Requirement: Without changing anything, reproduce every record below.

Data for this task:
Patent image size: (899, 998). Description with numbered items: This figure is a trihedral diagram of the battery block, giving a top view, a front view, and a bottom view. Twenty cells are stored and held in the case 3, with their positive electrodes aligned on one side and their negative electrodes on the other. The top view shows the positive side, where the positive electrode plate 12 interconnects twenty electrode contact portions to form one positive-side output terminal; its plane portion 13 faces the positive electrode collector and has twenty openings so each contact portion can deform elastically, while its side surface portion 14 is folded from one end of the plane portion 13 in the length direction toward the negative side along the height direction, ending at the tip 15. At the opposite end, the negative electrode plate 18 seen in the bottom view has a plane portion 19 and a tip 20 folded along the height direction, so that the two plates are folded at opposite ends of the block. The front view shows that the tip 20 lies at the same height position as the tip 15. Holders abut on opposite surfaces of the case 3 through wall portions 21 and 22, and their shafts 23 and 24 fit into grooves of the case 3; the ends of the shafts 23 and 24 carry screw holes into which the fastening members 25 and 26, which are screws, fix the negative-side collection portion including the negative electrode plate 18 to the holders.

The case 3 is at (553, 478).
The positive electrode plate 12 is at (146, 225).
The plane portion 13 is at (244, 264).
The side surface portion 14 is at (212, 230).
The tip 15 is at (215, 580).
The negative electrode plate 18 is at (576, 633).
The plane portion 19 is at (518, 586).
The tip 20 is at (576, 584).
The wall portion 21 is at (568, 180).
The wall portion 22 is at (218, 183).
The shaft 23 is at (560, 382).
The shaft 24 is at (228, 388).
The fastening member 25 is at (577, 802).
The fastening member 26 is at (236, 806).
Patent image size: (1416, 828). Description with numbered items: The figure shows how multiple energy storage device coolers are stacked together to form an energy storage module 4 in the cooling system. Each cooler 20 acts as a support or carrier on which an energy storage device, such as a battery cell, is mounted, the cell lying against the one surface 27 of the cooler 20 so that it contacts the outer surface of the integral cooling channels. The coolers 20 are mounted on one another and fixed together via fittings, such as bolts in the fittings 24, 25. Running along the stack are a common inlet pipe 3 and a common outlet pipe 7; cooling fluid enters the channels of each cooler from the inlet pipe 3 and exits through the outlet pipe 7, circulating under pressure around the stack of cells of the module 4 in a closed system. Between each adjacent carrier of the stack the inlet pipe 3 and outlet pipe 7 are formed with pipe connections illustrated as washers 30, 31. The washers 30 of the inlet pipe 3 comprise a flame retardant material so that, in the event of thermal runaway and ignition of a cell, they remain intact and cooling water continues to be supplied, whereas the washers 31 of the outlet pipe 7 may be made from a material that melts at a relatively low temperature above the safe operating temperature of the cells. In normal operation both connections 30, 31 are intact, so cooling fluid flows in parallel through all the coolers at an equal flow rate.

Exercise solution:
Patent image size: (899, 998). Description with numbered items: This figure is a trihedral diagram of the battery block, giving a top view, a front view, and a bottom view. Twenty cells are stored and held in the case 3, with their positive electrodes aligned on one side and their negative electrodes on the other. The top view shows the positive side, where the positive electrode plate 12 interconnects twenty electrode contact portions to form one positive-side output terminal; its plane portion 13 faces the positive electrode collector and has twenty openings so each contact portion can deform elastically, while its side surface portion 14 is folded from one end of the plane portion 13 in the length direction toward the negative side along the height direction, ending at the tip 15. At the opposite end, the negative electrode plate 18 seen in the bottom view has a plane portion 19 and a tip 20 folded along the height direction, so that the two plates are folded at opposite ends of the block. The front view shows that the tip 20 lies at the same height position as the tip 15. Holders abut on opposite surfaces of the case 3 through wall portions 21 and 22, and their shafts 23 and 24 fit into grooves of the case 3; the ends of the shafts 23 and 24 carry screw holes into which the fastening members 25 and 26, which are screws, fix the negative-side collection portion including the negative electrode plate 18 to the holders.

The case 3 is at (553, 478).
The positive electrode plate 12 is at (146, 225).
The plane portion 13 is at (244, 264).
The side surface portion 14 is at (212, 230).
The tip 15 is at (215, 580).
The negative electrode plate 18 is at (576, 633).
The plane portion 19 is at (518, 586).
The tip 20 is at (576, 584).
The wall portion 21 is at (568, 180).
The wall portion 22 is at (218, 183).
The shaft 23 is at (560, 382).
The shaft 24 is at (228, 388).
The fastening member 25 is at (577, 802).
The fastening member 26 is at (236, 806).
Patent image size: (1416, 828). Description with numbered items: The figure shows how multiple energy storage device coolers are stacked together to form an energy storage module 4 in the cooling system. Each cooler 20 acts as a support or carrier on which an energy storage device, such as a battery cell, is mounted, the cell lying against the one surface 27 of the cooler 20 so that it contacts the outer surface of the integral cooling channels. The coolers 20 are mounted on one another and fixed together via fittings, such as bolts in the fittings 24, 25. Running along the stack are a common inlet pipe 3 and a common outlet pipe 7; cooling fluid enters the channels of each cooler from the inlet pipe 3 and exits through the outlet pipe 7, circulating under pressure around the stack of cells of the module 4 in a closed system. Between each adjacent carrier of the stack the inlet pipe 3 and outlet pipe 7 are formed with pipe connections illustrated as washers 30, 31. The washers 30 of the inlet pipe 3 comprise a flame retardant material so that, in the event of thermal runaway and ignition of a cell, they remain intact and cooling water continues to be supplied, whereas the washers 31 of the outlet pipe 7 may be made from a material that melts at a relatively low temperature above the safe operating temperature of the cells. In normal operation both connections 30, 31 are intact, so cooling fluid flows in parallel through all the coolers at an equal flow rate.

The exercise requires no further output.